Given entries —

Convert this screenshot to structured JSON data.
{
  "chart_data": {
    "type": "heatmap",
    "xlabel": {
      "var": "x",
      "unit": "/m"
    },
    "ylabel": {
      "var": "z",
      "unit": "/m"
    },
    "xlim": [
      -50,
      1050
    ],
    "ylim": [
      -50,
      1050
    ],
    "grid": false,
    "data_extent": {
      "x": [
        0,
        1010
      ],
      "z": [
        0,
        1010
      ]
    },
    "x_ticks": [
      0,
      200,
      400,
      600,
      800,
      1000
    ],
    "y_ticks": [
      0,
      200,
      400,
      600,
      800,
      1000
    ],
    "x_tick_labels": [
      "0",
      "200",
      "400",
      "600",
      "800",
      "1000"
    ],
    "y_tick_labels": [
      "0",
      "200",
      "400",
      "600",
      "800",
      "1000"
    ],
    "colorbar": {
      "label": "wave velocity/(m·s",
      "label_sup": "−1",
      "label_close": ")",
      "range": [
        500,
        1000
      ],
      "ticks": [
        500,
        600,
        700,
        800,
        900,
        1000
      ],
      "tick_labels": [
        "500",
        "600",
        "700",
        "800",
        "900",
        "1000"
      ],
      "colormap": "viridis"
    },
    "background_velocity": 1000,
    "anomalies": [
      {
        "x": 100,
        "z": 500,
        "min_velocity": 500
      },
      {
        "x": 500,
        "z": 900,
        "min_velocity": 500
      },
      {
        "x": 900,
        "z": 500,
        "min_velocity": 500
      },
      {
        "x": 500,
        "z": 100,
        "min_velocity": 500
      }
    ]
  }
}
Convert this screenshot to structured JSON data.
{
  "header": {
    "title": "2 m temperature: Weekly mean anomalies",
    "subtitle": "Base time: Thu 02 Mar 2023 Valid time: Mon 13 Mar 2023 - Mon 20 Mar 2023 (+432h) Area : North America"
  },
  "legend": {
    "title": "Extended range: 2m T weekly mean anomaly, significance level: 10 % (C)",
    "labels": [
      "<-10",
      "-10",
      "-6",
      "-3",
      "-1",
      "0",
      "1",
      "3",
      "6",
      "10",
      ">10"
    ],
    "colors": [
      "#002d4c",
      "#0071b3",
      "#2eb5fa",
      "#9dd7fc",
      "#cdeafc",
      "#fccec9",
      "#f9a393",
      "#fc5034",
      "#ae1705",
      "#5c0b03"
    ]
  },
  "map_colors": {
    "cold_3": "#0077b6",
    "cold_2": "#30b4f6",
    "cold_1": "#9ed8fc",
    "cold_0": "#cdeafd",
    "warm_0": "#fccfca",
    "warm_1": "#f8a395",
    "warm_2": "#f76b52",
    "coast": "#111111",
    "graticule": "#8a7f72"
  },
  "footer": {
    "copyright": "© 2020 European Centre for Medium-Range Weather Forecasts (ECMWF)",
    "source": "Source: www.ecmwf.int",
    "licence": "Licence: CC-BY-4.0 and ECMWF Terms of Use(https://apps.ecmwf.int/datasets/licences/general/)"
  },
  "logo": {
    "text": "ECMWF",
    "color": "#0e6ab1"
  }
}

Task statement — Out of the preceding entries, pull every line containing the string "anomalies".

Complete answer —
    "anomalies": [
    "title": "2 m temperature: Weekly mean anomalies",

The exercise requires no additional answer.